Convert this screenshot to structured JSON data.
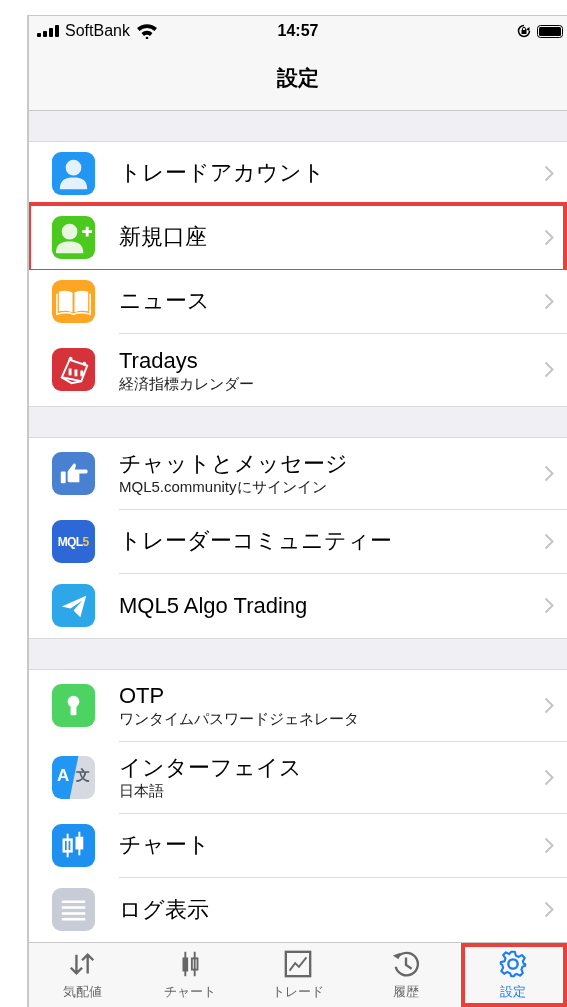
{
  "status_bar": {
    "carrier": "SoftBank",
    "time": "14:57"
  },
  "title": "設定",
  "groups": [
    {
      "items": [
        {
          "kind": "person",
          "title": "トレードアカウント",
          "highlighted": false
        },
        {
          "kind": "person-add",
          "title": "新規口座",
          "highlighted": true
        },
        {
          "kind": "book",
          "title": "ニュース",
          "highlighted": false
        },
        {
          "kind": "calendar",
          "title": "Tradays",
          "subtitle": "経済指標カレンダー",
          "highlighted": false
        }
      ]
    },
    {
      "items": [
        {
          "kind": "hand",
          "title": "チャットとメッセージ",
          "subtitle": "MQL5.communityにサインイン",
          "highlighted": false
        },
        {
          "kind": "logo",
          "icon_text": [
            "MQL",
            "5"
          ],
          "title": "トレーダーコミュニティー",
          "highlighted": false
        },
        {
          "kind": "plane",
          "title": "MQL5 Algo Trading",
          "highlighted": false
        }
      ]
    },
    {
      "items": [
        {
          "kind": "keyhole",
          "title": "OTP",
          "subtitle": "ワンタイムパスワードジェネレータ",
          "highlighted": false
        },
        {
          "kind": "translate",
          "icon_text": [
            "A",
            "文"
          ],
          "title": "インターフェイス",
          "subtitle": "日本語",
          "highlighted": false
        },
        {
          "kind": "candles",
          "title": "チャート",
          "highlighted": false
        },
        {
          "kind": "lines",
          "title": "ログ表示",
          "highlighted": false
        }
      ]
    }
  ],
  "tabs": [
    {
      "kind": "arrows",
      "label": "気配値",
      "selected": false,
      "highlighted": false
    },
    {
      "kind": "candles",
      "label": "チャート",
      "selected": false,
      "highlighted": false
    },
    {
      "kind": "trend",
      "label": "トレード",
      "selected": false,
      "highlighted": false
    },
    {
      "kind": "history",
      "label": "履歴",
      "selected": false,
      "highlighted": false
    },
    {
      "kind": "gear",
      "label": "設定",
      "selected": true,
      "highlighted": true
    }
  ]
}
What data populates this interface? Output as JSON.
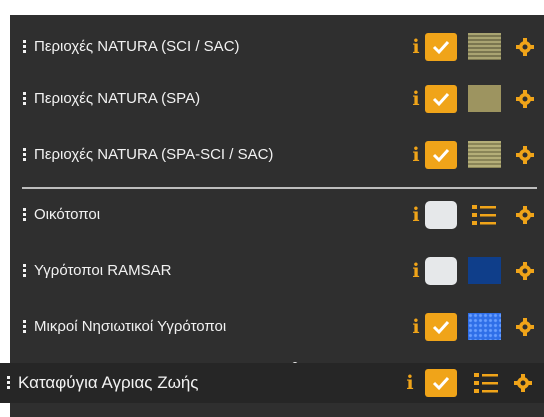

» **REQUIRED TASK**: Out of the records, collect only those lines that contain the string "subtitle".

» **EXERCISE SOLUTION**:
          "subtitle": "経済指標カレンダー",
          "subtitle": "MQL5.communityにサインイン",
          "subtitle": "ワンタイムパスワードジェネレータ",
          "subtitle": "日本語",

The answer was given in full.